### BRANO SCELTO
_ _ _ _ _

La pace separata di Brest del marzo 1918, e la decisione degli Alleati di non riconoscere il governo bolscevico, determinano l’esclusione della Russia dalla conferenza di pace interalleata, mentre il ritiro, nel febbraio 1919, dei 500mila soldati tedeschi ancora schierati sui 2.400 chilometri di frontiera tra il golfo di Finlandia e il mare d’Azov, estende la guerra civile russa e ucraina provocando anche altri conflitti nazionalisti fra gli stati successori dell’impero zarista. In particolare, l’idea di Piłsudski (che risaliva al 1830) di federare contro la Russia le storiche nazioni risorte “fra i due mari” Baltico e Nero (Intermarium), sconfessata dall’Intesa, viene respinta da lituani, bielorussi e ucraini, che la vedevano come il tentativo di sostituire la “russificazione” con la “polonizzazione”.

Come in Ucraina, anche in Lituania indipendenza nazionale e rivoluzione socialista entrano in conflitto. Caduta sotto il controllo bolscevico, nel febbraio 1919 l’area di Vilnius (a maggioranza polacca) si fonde con la Bielorussa sovietica. Con l’arrivo delle dieci divisioni organizzate dal generale Haller in Francia e in Italia con gli ex-prigionieri tedeschi e austriaci di nazionalità polacca, nell’aprile 1919 la Polonia interviene in Lituania occupando Vilnius, pensando di annetterla, e in agosto Minsk. In giugno, intanto, strappa definitivamente Volinia (ex-russa) e Galizia (ex-austriaca) all’Ucraina già affamata dal brutale saccheggio tedesco e poi dilaniata da undici eserciti contrapposti.

Nel vano tentativo di rincorrere, con crescente affanno e crescenti contrasti, la continua evoluzione dei conflitti post-zaristi, in novembre l’Alto consiglio interalleato di Parigi riconosce “temporaneamente” (per venticinque anni!) lo stato di fatto nelle regioni occidentali dell’Ucraina. Sei mesi dopo, mentre l’armata bianca meridionale collassa, in rotta verso la Crimea, Symon Petliura, atamano cosacco e presidente socialista ma antibolscevico della Repubblica popolare ucraina, accetta di cedere Leopoli alla Polonia in cambio dell’aiuto a ristabilire il suo governo a Kiev.

Il 25 aprile 1920 soverchianti forze polacche danno inizio all’offensiva, appoggiata dalla guerriglia anarchica, e il 6 maggio entrano a Kiev, evacuata dalle scarse forze sovietiche.

Presentata dai bolscevichi come una duplice aggressione, alla rivoluzione e alla madre Russia, l’offensiva polacca produce un’ondata di patriottismo non solo in Russia, ma anche in Ucraina, mentre le sinistre europee si schierano decisamente con Mosca, convincendo Trotskij di poterne approfittare per scatenare la rivoluzione in Germania e in Ungheria.

_ _ _ _ _

### CONSEGNA ASSEGNATA A
Ricopia senza modifiche le righe dei dati di origine, partendo da quella che contiene "china-point: [120, 524, 139, 543]" e proseguendo fino a quella che contiene "cuba-point: [557, 687, 576, 706]", entrambe comprese.

_ _ _ _ _

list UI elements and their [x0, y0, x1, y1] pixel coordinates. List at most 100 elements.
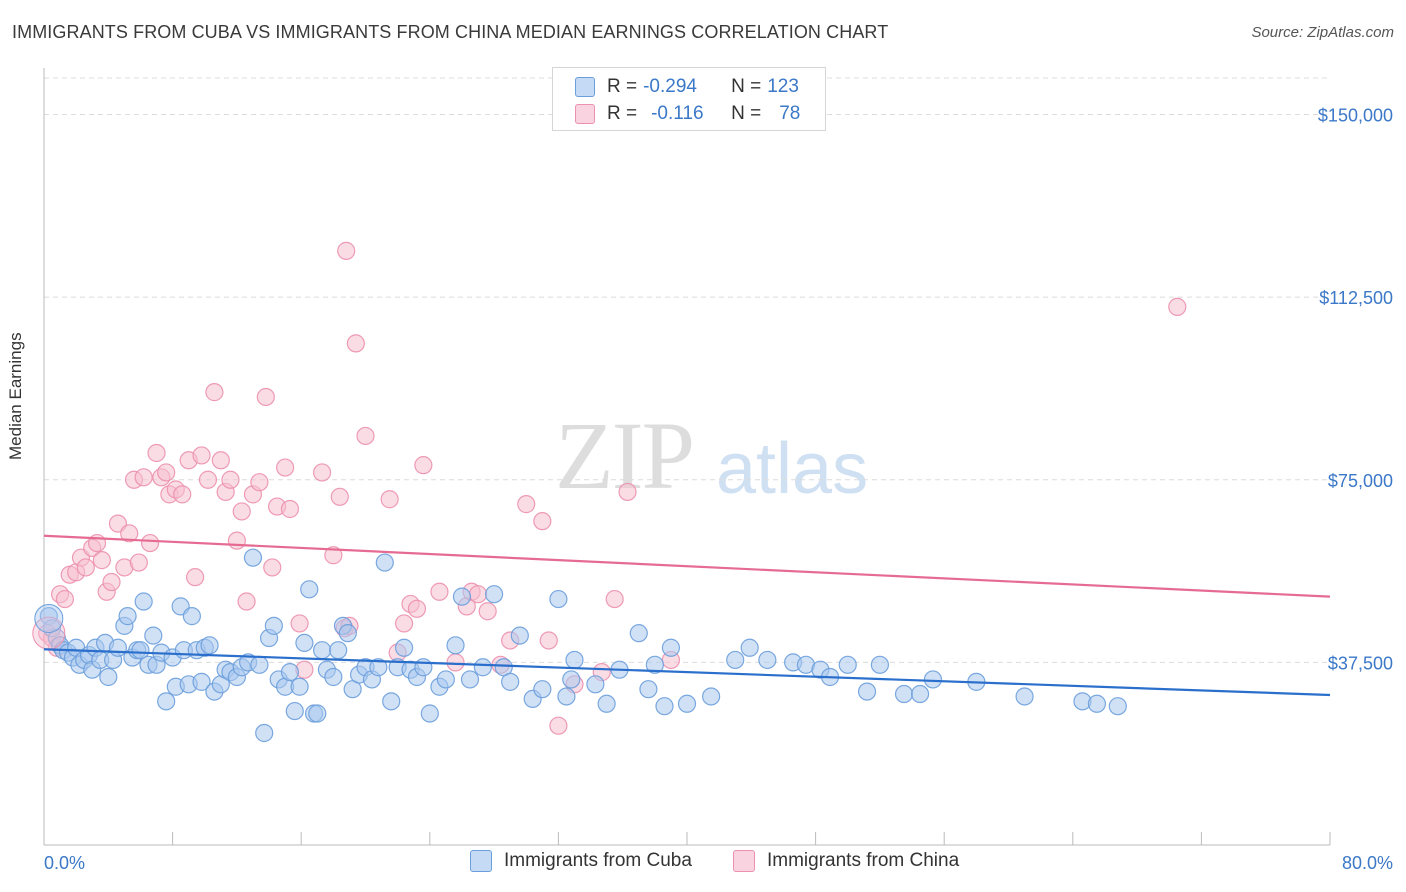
china-point: [120, 524, 139, 543]
china-point: [92, 551, 111, 570]
cuba-point: [726, 650, 745, 670]
cuba-point: [910, 684, 930, 704]
cuba-point: [108, 638, 128, 657]
legend-row-cuba: R = -0.294 N = 123: [575, 74, 799, 100]
cuba-point: [144, 626, 163, 645]
china-point: [256, 387, 275, 407]
china-point: [414, 456, 433, 475]
cuba-point: [369, 658, 388, 677]
cuba-point: [118, 607, 137, 626]
china-point: [618, 482, 637, 502]
chart-title: IMMIGRANTS FROM CUBA VS IMMIGRANTS FROM …: [12, 22, 889, 42]
china-point: [330, 487, 349, 506]
r-value: -0.116: [651, 103, 704, 124]
cuba-point: [639, 680, 658, 699]
cuba-point: [533, 680, 552, 699]
cuba-point: [557, 687, 576, 706]
china-point: [478, 602, 497, 621]
china-point: [211, 451, 230, 470]
china-point: [549, 716, 568, 735]
cuba-point: [452, 587, 472, 606]
cuba-point: [308, 704, 327, 723]
y-tick-label: $75,000: [1328, 471, 1393, 491]
china-point: [227, 531, 246, 550]
cuba-point: [702, 687, 721, 706]
cuba-point: [923, 670, 943, 689]
watermark-atlas: atlas: [716, 429, 869, 509]
cuba-point: [134, 592, 153, 611]
china-point: [237, 592, 256, 611]
cuba-point: [312, 641, 332, 660]
china-point: [539, 631, 558, 650]
cuba-point: [562, 670, 581, 689]
cuba-point: [1015, 687, 1034, 706]
cuba-point: [192, 672, 211, 691]
china-point: [198, 470, 218, 489]
r-label: R =: [607, 103, 638, 124]
n-label: N =: [731, 76, 762, 97]
cuba-point: [243, 548, 263, 567]
cuba-point: [285, 701, 304, 721]
cuba-point: [255, 723, 274, 743]
legend-item-cuba: Immigrants from Cuba: [470, 850, 692, 872]
china-point: [280, 499, 300, 519]
cuba-point: [645, 655, 664, 674]
y-tick-label: $150,000: [1318, 106, 1393, 126]
china-point: [346, 334, 365, 353]
cuba-point: [870, 655, 890, 674]
china-point: [533, 512, 552, 531]
china-point: [205, 383, 224, 402]
cuba-point: [758, 650, 777, 670]
cuba-point: [565, 650, 584, 670]
r-value: -0.294: [643, 76, 697, 97]
cuba-point: [420, 704, 439, 723]
china-point: [76, 558, 95, 577]
cuba-point: [586, 675, 605, 694]
x-tick-label: 0.0%: [44, 853, 85, 873]
cuba-point: [838, 655, 857, 674]
legend-item-china: Immigrants from China: [733, 850, 959, 872]
n-value: 123: [767, 76, 799, 97]
cuba-point: [501, 672, 520, 691]
china-point: [324, 546, 343, 565]
cuba-point: [1108, 697, 1127, 716]
china-point: [290, 614, 309, 633]
cuba-point: [446, 636, 465, 655]
china-point: [605, 589, 624, 609]
cuba-point: [460, 670, 480, 689]
cuba-point: [485, 585, 504, 604]
china-point: [407, 599, 427, 618]
cuba-point: [200, 636, 219, 655]
china-point: [186, 568, 205, 587]
cuba-point: [329, 641, 348, 660]
n-value: 78: [779, 103, 801, 124]
cuba-point: [264, 616, 283, 635]
cuba-legend-icon: [470, 850, 492, 872]
china-point: [430, 582, 449, 601]
cuba-point: [34, 604, 64, 634]
cuba-point: [324, 667, 343, 687]
cuba-point: [250, 655, 269, 674]
china-point: [221, 470, 240, 489]
cuba-point: [473, 658, 492, 677]
china-point: [134, 468, 153, 487]
legend-row-china: R = -0.116 N = 78: [575, 101, 800, 127]
china-point: [102, 572, 121, 592]
cuba-point: [182, 607, 201, 626]
cuba-point: [510, 626, 529, 645]
cuba-point: [295, 633, 314, 653]
cuba-point: [677, 694, 697, 713]
china-point: [468, 585, 488, 604]
cuba-point: [382, 692, 401, 711]
china-point: [173, 485, 192, 504]
y-tick-label: $37,500: [1328, 653, 1393, 673]
source-label: Source: ZipAtlas.com: [1251, 24, 1394, 41]
cuba-point: [99, 667, 118, 687]
cuba-point: [857, 682, 877, 701]
cuba-point: [436, 670, 455, 689]
cuba-point: [740, 638, 759, 657]
cuba-point: [655, 697, 674, 716]
stats-legend: R = -0.294 N = 123 R = -0.116 N = 78: [552, 67, 826, 131]
cuba-trend-line: [43, 648, 1331, 697]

_ _ _ _ _

### CONSEGNA ASSEGNATA B
In base al brano sulla guerra polacco-sovietica, indica se ciascuna affermazione è vera o falsa, citando le parole decisive del testo: (i) La Polonia occupa Vilnius nell'aprile 1919. (ii) Le forze polacche entrano a Kiev il 25 aprile 1920. (iii) Petliura accetta di cedere Leopoli alla Polonia.

### RISPOSTA COMPLETA A
china-point: [120, 524, 139, 543]
china-point: [92, 551, 111, 570]
cuba-point: [726, 650, 745, 670]
cuba-point: [910, 684, 930, 704]
cuba-point: [108, 638, 128, 657]
legend-row-cuba: R = -0.294 N = 123: [575, 74, 799, 100]
cuba-point: [144, 626, 163, 645]
china-point: [256, 387, 275, 407]
china-point: [414, 456, 433, 475]
cuba-point: [369, 658, 388, 677]
cuba-point: [118, 607, 137, 626]
china-point: [618, 482, 637, 502]
chart-title: IMMIGRANTS FROM CUBA VS IMMIGRANTS FROM …: [12, 22, 889, 42]
china-point: [330, 487, 349, 506]
r-value: -0.116: [651, 103, 704, 124]
cuba-point: [639, 680, 658, 699]
cuba-point: [533, 680, 552, 699]
cuba-point: [557, 687, 576, 706]

### RISPOSTA COMPLETA B
(i) Sì: «nell’aprile 1919 la Polonia interviene in Lituania occupando Vilnius».
(ii) No: «il 6 maggio entrano a Kiev».
(iii) Sì: «accetta di cedere Leopoli alla Polonia».